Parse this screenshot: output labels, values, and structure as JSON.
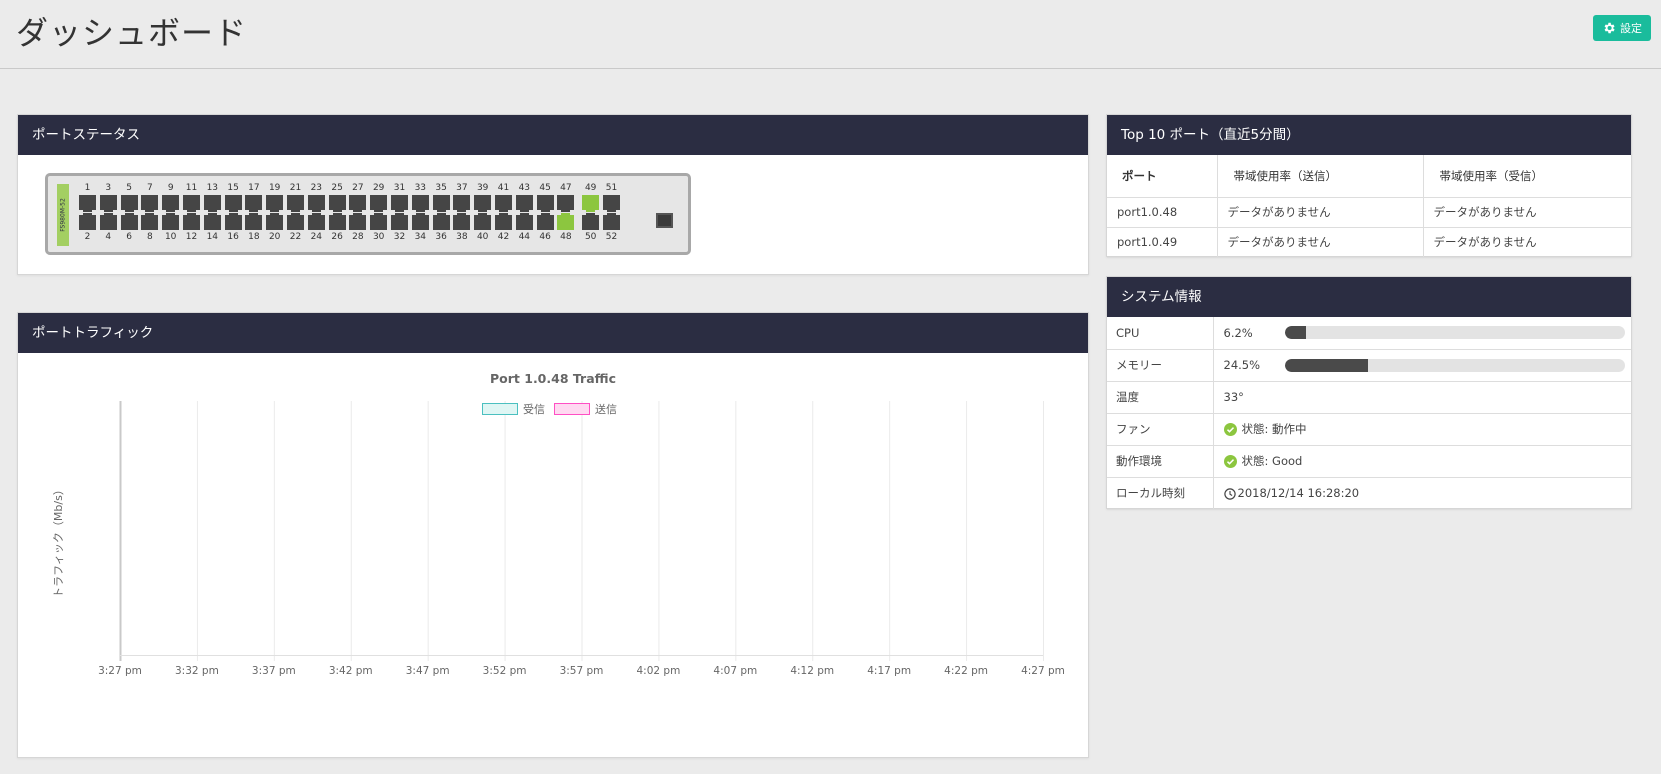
{
  "header": {
    "title": "ダッシュボード",
    "settings_label": "設定",
    "settings_icon": "gear-icon"
  },
  "ports_panel": {
    "title": "ポートステータス",
    "switch_label": "FS980M-52",
    "top_labels": [
      "1",
      "3",
      "5",
      "7",
      "9",
      "11",
      "13",
      "15",
      "17",
      "19",
      "21",
      "23",
      "25",
      "27",
      "29",
      "31",
      "33",
      "35",
      "37",
      "39",
      "41",
      "43",
      "45",
      "47",
      "49",
      "51"
    ],
    "bottom_labels": [
      "2",
      "4",
      "6",
      "8",
      "10",
      "12",
      "14",
      "16",
      "18",
      "20",
      "22",
      "24",
      "26",
      "28",
      "30",
      "32",
      "34",
      "36",
      "38",
      "40",
      "42",
      "44",
      "46",
      "48",
      "50",
      "52"
    ],
    "up_ports": [
      "48",
      "49"
    ]
  },
  "traffic_panel": {
    "title": "ポートトラフィック",
    "chart_data": {
      "type": "line",
      "title": "Port 1.0.48 Traffic",
      "ylabel": "トラフィック（Mb/s）",
      "xlabel": "",
      "x": [
        "3:27 pm",
        "3:32 pm",
        "3:37 pm",
        "3:42 pm",
        "3:47 pm",
        "3:52 pm",
        "3:57 pm",
        "4:02 pm",
        "4:07 pm",
        "4:12 pm",
        "4:17 pm",
        "4:22 pm",
        "4:27 pm"
      ],
      "series": [
        {
          "name": "受信",
          "values": [],
          "border": "#4bc0c0",
          "fill": "#dff6f4"
        },
        {
          "name": "送信",
          "values": [],
          "border": "#ff4fc4",
          "fill": "#ffd9f1"
        }
      ],
      "grid": true,
      "legend": "top"
    }
  },
  "top10_panel": {
    "title": "Top 10 ポート（直近5分間）",
    "columns": [
      "ポート",
      "帯域使用率（送信）",
      "帯域使用率（受信）"
    ],
    "rows": [
      [
        "port1.0.48",
        "データがありません",
        "データがありません"
      ],
      [
        "port1.0.49",
        "データがありません",
        "データがありません"
      ]
    ]
  },
  "system_panel": {
    "title": "システム情報",
    "cpu": {
      "label": "CPU",
      "text": "6.2%",
      "value": 6.2
    },
    "memory": {
      "label": "メモリー",
      "text": "24.5%",
      "value": 24.5
    },
    "temp": {
      "label": "温度",
      "value": "33°"
    },
    "fan": {
      "label": "ファン",
      "value": "状態: 動作中"
    },
    "env": {
      "label": "動作環境",
      "value": "状態: Good"
    },
    "time": {
      "label": "ローカル時刻",
      "value": "2018/12/14 16:28:20"
    },
    "colors": {
      "ok": "#8cc63f",
      "bar_fill": "#4a4a4a"
    }
  }
}
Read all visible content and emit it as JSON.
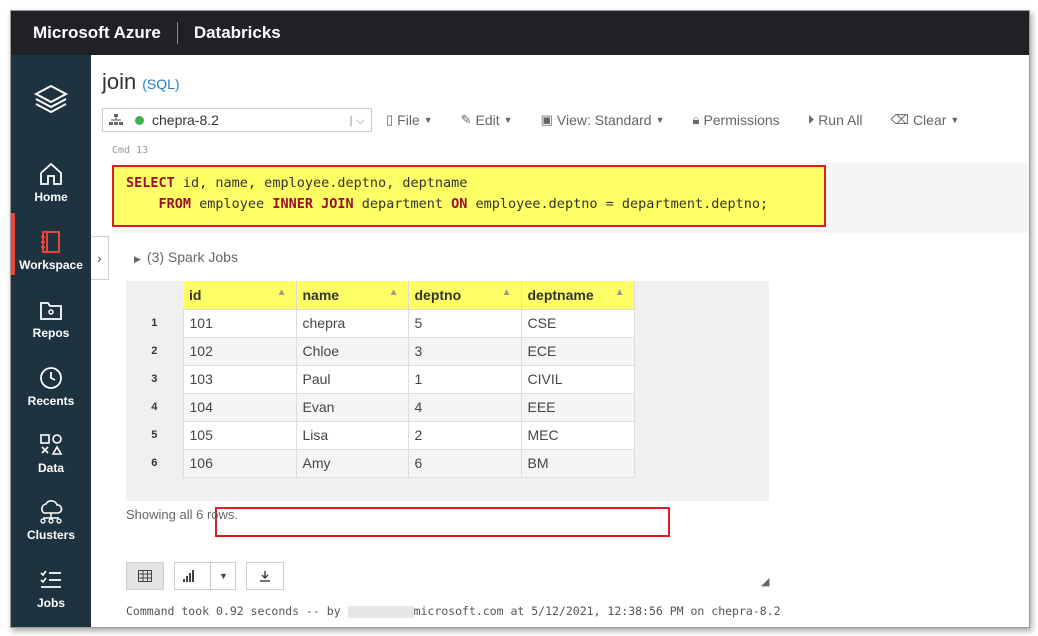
{
  "header": {
    "brand": "Microsoft Azure",
    "product": "Databricks"
  },
  "sidebar": {
    "items": [
      {
        "label": "",
        "icon": "layers-icon"
      },
      {
        "label": "Home",
        "icon": "home-icon"
      },
      {
        "label": "Workspace",
        "icon": "workspace-icon"
      },
      {
        "label": "Repos",
        "icon": "repos-icon"
      },
      {
        "label": "Recents",
        "icon": "clock-icon"
      },
      {
        "label": "Data",
        "icon": "data-icon"
      },
      {
        "label": "Clusters",
        "icon": "clusters-icon"
      },
      {
        "label": "Jobs",
        "icon": "jobs-icon"
      }
    ],
    "active": "Workspace"
  },
  "notebook": {
    "title": "join",
    "language": "(SQL)"
  },
  "toolbar": {
    "cluster": "chepra-8.2",
    "file": "File",
    "edit": "Edit",
    "view": "View: Standard",
    "permissions": "Permissions",
    "run_all": "Run All",
    "clear": "Clear"
  },
  "cell": {
    "label": "Cmd 13",
    "line1_kw": "SELECT",
    "line1_rest": " id, name, employee.deptno, deptname",
    "line2_indent": "    ",
    "line2_kw1": "FROM",
    "line2_mid1": " employee ",
    "line2_kw2": "INNER JOIN",
    "line2_mid2": " department ",
    "line2_kw3": "ON",
    "line2_rest": " employee.deptno = department.deptno;"
  },
  "spark_jobs": "(3) Spark Jobs",
  "table": {
    "columns": [
      "id",
      "name",
      "deptno",
      "deptname"
    ],
    "rows": [
      {
        "n": "1",
        "id": "101",
        "name": "chepra",
        "deptno": "5",
        "deptname": "CSE"
      },
      {
        "n": "2",
        "id": "102",
        "name": "Chloe",
        "deptno": "3",
        "deptname": "ECE"
      },
      {
        "n": "3",
        "id": "103",
        "name": "Paul",
        "deptno": "1",
        "deptname": "CIVIL"
      },
      {
        "n": "4",
        "id": "104",
        "name": "Evan",
        "deptno": "4",
        "deptname": "EEE"
      },
      {
        "n": "5",
        "id": "105",
        "name": "Lisa",
        "deptno": "2",
        "deptname": "MEC"
      },
      {
        "n": "6",
        "id": "106",
        "name": "Amy",
        "deptno": "6",
        "deptname": "BM"
      }
    ]
  },
  "showing": "Showing all 6 rows.",
  "command_took": {
    "prefix": "Command took 0.92 seconds -- by ",
    "suffix": "microsoft.com at 5/12/2021, 12:38:56 PM on chepra-8.2"
  },
  "colors": {
    "highlight": "#ffff66",
    "outline": "#e01b24",
    "sidebar": "#1e3340",
    "topbar": "#1f2126"
  }
}
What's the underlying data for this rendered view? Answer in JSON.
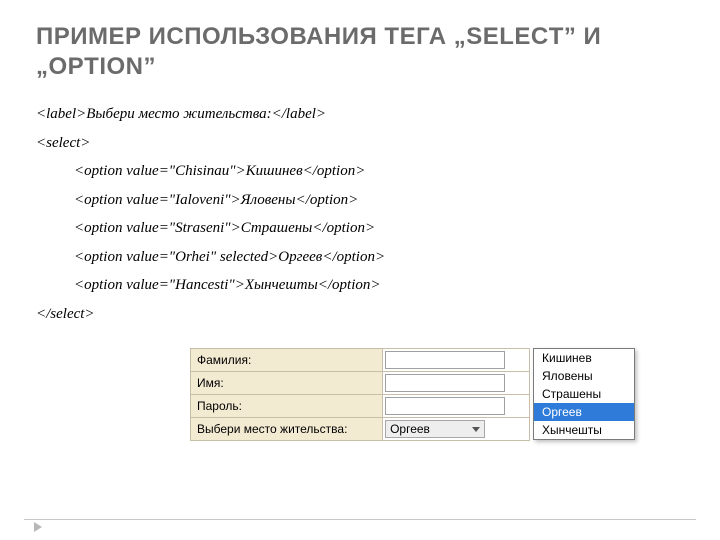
{
  "title": "ПРИМЕР ИСПОЛЬЗОВАНИЯ ТЕГА „SELECT” И „OPTION”",
  "code": {
    "l1": "<label>Выбери место жительства:</label>",
    "l2": "<select>",
    "l3": "<option value=\"Chisinau\">Кишинев</option>",
    "l4": "<option value=\"Ialoveni\">Яловены</option>",
    "l5": "<option value=\"Straseni\">Страшены</option>",
    "l6": "<option value=\"Orhei\" selected>Оргеев</option>",
    "l7": "<option value=\"Hancesti\">Хынчешты</option>",
    "l8": "</select>"
  },
  "form": {
    "surname_label": "Фамилия:",
    "name_label": "Имя:",
    "password_label": "Пароль:",
    "city_label": "Выбери место жительства:",
    "selected": "Оргеев"
  },
  "options": {
    "o1": "Кишинев",
    "o2": "Яловены",
    "o3": "Страшены",
    "o4": "Оргеев",
    "o5": "Хынчешты"
  }
}
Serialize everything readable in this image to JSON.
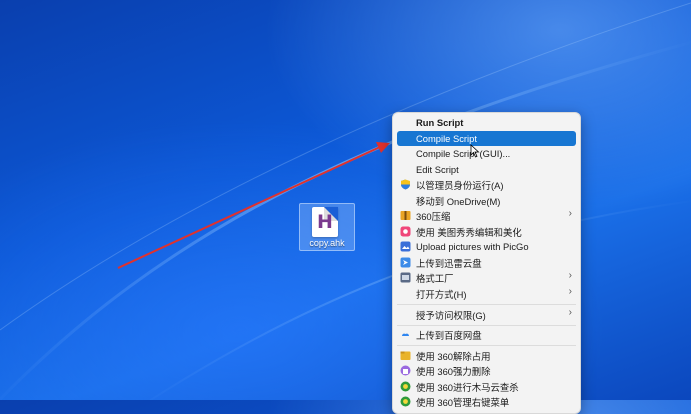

----

Write out the whole listing exactly, and drop the pictures.

### TASK SOLUTION
Parse this screenshot: output labels, values, and structure as JSON.
{
  "header": {
    "title": "ダッシュボード",
    "settings_label": "設定",
    "settings_icon": "gear-icon"
  },
  "ports_panel": {
    "title": "ポートステータス",
    "switch_label": "FS980M-52",
    "top_labels": [
      "1",
      "3",
      "5",
      "7",
      "9",
      "11",
      "13",
      "15",
      "17",
      "19",
      "21",
      "23",
      "25",
      "27",
      "29",
      "31",
      "33",
      "35",
      "37",
      "39",
      "41",
      "43",
      "45",
      "47",
      "49",
      "51"
    ],
    "bottom_labels": [
      "2",
      "4",
      "6",
      "8",
      "10",
      "12",
      "14",
      "16",
      "18",
      "20",
      "22",
      "24",
      "26",
      "28",
      "30",
      "32",
      "34",
      "36",
      "38",
      "40",
      "42",
      "44",
      "46",
      "48",
      "50",
      "52"
    ],
    "up_ports": [
      "48",
      "49"
    ]
  },
  "traffic_panel": {
    "title": "ポートトラフィック",
    "chart_data": {
      "type": "line",
      "title": "Port 1.0.48 Traffic",
      "ylabel": "トラフィック（Mb/s）",
      "xlabel": "",
      "x": [
        "3:27 pm",
        "3:32 pm",
        "3:37 pm",
        "3:42 pm",
        "3:47 pm",
        "3:52 pm",
        "3:57 pm",
        "4:02 pm",
        "4:07 pm",
        "4:12 pm",
        "4:17 pm",
        "4:22 pm",
        "4:27 pm"
      ],
      "series": [
        {
          "name": "受信",
          "values": [],
          "border": "#4bc0c0",
          "fill": "#dff6f4"
        },
        {
          "name": "送信",
          "values": [],
          "border": "#ff4fc4",
          "fill": "#ffd9f1"
        }
      ],
      "grid": true,
      "legend": "top"
    }
  },
  "top10_panel": {
    "title": "Top 10 ポート（直近5分間）",
    "columns": [
      "ポート",
      "帯域使用率（送信）",
      "帯域使用率（受信）"
    ],
    "rows": [
      [
        "port1.0.48",
        "データがありません",
        "データがありません"
      ],
      [
        "port1.0.49",
        "データがありません",
        "データがありません"
      ]
    ]
  },
  "system_panel": {
    "title": "システム情報",
    "cpu": {
      "label": "CPU",
      "text": "6.2%",
      "value": 6.2
    },
    "memory": {
      "label": "メモリー",
      "text": "24.5%",
      "value": 24.5
    },
    "temp": {
      "label": "温度",
      "value": "33°"
    },
    "fan": {
      "label": "ファン",
      "value": "状態: 動作中"
    },
    "env": {
      "label": "動作環境",
      "value": "状態: Good"
    },
    "time": {
      "label": "ローカル時刻",
      "value": "2018/12/14 16:28:20"
    },
    "colors": {
      "ok": "#8cc63f",
      "bar_fill": "#4a4a4a"
    }
  }
}
Read all visible content and emit it as JSON.
{
  "header": {
    "brand": "Microsoft Azure",
    "product": "Databricks"
  },
  "sidebar": {
    "items": [
      {
        "label": "",
        "icon": "layers-icon"
      },
      {
        "label": "Home",
        "icon": "home-icon"
      },
      {
        "label": "Workspace",
        "icon": "workspace-icon"
      },
      {
        "label": "Repos",
        "icon": "repos-icon"
      },
      {
        "label": "Recents",
        "icon": "clock-icon"
      },
      {
        "label": "Data",
        "icon": "data-icon"
      },
      {
        "label": "Clusters",
        "icon": "clusters-icon"
      },
      {
        "label": "Jobs",
        "icon": "jobs-icon"
      }
    ],
    "active": "Workspace"
  },
  "notebook": {
    "title": "join",
    "language": "(SQL)"
  },
  "toolbar": {
    "cluster": "chepra-8.2",
    "file": "File",
    "edit": "Edit",
    "view": "View: Standard",
    "permissions": "Permissions",
    "run_all": "Run All",
    "clear": "Clear"
  },
  "cell": {
    "label": "Cmd 13",
    "line1_kw": "SELECT",
    "line1_rest": " id, name, employee.deptno, deptname",
    "line2_indent": "    ",
    "line2_kw1": "FROM",
    "line2_mid1": " employee ",
    "line2_kw2": "INNER JOIN",
    "line2_mid2": " department ",
    "line2_kw3": "ON",
    "line2_rest": " employee.deptno = department.deptno;"
  },
  "spark_jobs": "(3) Spark Jobs",
  "table": {
    "columns": [
      "id",
      "name",
      "deptno",
      "deptname"
    ],
    "rows": [
      {
        "n": "1",
        "id": "101",
        "name": "chepra",
        "deptno": "5",
        "deptname": "CSE"
      },
      {
        "n": "2",
        "id": "102",
        "name": "Chloe",
        "deptno": "3",
        "deptname": "ECE"
      },
      {
        "n": "3",
        "id": "103",
        "name": "Paul",
        "deptno": "1",
        "deptname": "CIVIL"
      },
      {
        "n": "4",
        "id": "104",
        "name": "Evan",
        "deptno": "4",
        "deptname": "EEE"
      },
      {
        "n": "5",
        "id": "105",
        "name": "Lisa",
        "deptno": "2",
        "deptname": "MEC"
      },
      {
        "n": "6",
        "id": "106",
        "name": "Amy",
        "deptno": "6",
        "deptname": "BM"
      }
    ]
  },
  "showing": "Showing all 6 rows.",
  "command_took": {
    "prefix": "Command took 0.92 seconds -- by ",
    "suffix": "microsoft.com at 5/12/2021, 12:38:56 PM on chepra-8.2"
  },
  "colors": {
    "highlight": "#ffff66",
    "outline": "#e01b24",
    "sidebar": "#1e3340",
    "topbar": "#1f2126"
  }
}
What's the underlying data for this rendered view? Answer in JSON.
{
  "title": "ПРИМЕР ИСПОЛЬЗОВАНИЯ ТЕГА „SELECT” И „OPTION”",
  "code": {
    "l1": "<label>Выбери место жительства:</label>",
    "l2": "<select>",
    "l3": "<option value=\"Chisinau\">Кишинев</option>",
    "l4": "<option value=\"Ialoveni\">Яловены</option>",
    "l5": "<option value=\"Straseni\">Страшены</option>",
    "l6": "<option value=\"Orhei\" selected>Оргеев</option>",
    "l7": "<option value=\"Hancesti\">Хынчешты</option>",
    "l8": "</select>"
  },
  "form": {
    "surname_label": "Фамилия:",
    "name_label": "Имя:",
    "password_label": "Пароль:",
    "city_label": "Выбери место жительства:",
    "selected": "Оргеев"
  },
  "options": {
    "o1": "Кишинев",
    "o2": "Яловены",
    "o3": "Страшены",
    "o4": "Оргеев",
    "o5": "Хынчешты"
  }
}
Serialize everything readable in this image to JSON.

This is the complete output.